Filter the records below down to lines containing "title".

Stored entries:
start
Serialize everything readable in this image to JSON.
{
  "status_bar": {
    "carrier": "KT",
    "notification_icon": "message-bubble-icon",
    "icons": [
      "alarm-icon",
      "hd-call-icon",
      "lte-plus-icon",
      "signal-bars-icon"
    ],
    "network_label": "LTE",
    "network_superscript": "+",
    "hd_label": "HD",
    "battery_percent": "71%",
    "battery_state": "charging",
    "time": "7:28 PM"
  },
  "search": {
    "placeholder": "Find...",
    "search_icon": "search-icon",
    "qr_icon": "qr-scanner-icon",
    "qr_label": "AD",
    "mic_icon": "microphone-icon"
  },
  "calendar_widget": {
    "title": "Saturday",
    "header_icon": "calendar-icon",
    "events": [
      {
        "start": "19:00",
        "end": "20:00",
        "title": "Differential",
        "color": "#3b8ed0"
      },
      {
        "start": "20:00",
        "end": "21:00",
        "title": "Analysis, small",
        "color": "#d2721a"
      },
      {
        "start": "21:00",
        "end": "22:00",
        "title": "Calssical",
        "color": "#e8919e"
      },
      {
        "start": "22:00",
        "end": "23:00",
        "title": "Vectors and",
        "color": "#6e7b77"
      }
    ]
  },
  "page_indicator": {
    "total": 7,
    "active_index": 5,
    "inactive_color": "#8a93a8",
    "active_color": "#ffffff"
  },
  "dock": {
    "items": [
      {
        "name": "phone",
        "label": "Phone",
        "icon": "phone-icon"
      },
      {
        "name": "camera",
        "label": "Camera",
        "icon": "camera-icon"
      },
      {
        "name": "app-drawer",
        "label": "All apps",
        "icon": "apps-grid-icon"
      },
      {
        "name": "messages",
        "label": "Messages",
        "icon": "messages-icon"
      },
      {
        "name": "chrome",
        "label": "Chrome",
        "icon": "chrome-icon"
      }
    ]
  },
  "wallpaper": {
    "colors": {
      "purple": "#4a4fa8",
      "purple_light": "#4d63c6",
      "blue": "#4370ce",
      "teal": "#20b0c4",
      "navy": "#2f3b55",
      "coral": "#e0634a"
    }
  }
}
end
Correct output:
    "title": "Saturday",
        "title": "Differential",
        "title": "Analysis, small",
        "title": "Calssical",
        "title": "Vectors and",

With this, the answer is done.